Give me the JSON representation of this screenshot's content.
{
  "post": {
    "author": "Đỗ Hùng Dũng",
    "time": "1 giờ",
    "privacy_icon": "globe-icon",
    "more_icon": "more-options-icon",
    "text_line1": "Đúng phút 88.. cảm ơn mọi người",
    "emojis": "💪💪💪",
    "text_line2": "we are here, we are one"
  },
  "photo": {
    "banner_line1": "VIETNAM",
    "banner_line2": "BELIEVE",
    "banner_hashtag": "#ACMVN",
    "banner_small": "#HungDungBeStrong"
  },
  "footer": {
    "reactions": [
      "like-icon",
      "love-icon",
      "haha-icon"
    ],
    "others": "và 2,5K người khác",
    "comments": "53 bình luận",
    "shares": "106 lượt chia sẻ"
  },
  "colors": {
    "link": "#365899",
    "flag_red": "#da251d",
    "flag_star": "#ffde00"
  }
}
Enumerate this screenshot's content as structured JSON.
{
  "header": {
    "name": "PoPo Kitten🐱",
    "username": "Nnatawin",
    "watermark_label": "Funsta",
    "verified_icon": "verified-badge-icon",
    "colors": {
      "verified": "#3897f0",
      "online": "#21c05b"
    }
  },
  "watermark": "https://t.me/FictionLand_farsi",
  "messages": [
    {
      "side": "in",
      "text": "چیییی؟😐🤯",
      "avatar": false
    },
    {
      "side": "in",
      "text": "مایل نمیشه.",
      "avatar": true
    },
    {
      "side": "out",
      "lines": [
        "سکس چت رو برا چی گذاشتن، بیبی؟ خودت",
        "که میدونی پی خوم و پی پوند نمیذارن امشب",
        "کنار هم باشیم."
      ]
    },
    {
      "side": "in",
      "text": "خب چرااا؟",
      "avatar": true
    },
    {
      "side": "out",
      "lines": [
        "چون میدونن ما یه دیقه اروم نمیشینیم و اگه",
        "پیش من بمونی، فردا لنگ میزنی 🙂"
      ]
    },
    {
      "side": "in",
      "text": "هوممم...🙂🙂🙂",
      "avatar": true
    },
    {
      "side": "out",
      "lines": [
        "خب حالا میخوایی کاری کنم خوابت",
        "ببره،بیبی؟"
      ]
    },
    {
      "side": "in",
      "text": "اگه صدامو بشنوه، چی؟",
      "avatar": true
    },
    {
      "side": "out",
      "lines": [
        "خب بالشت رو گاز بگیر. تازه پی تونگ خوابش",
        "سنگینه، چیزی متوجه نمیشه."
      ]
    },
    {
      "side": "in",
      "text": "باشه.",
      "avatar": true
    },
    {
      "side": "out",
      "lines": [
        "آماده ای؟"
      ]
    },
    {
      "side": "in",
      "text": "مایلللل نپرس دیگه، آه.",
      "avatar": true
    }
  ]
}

+===+

What you are asked to do:
Scan the records for the string "icon". Copy each line in which it appears.

Output:
    "privacy_icon": "globe-icon",
    "more_icon": "more-options-icon",
      "like-icon",
      "love-icon",
      "haha-icon"
    "verified_icon": "verified-badge-icon",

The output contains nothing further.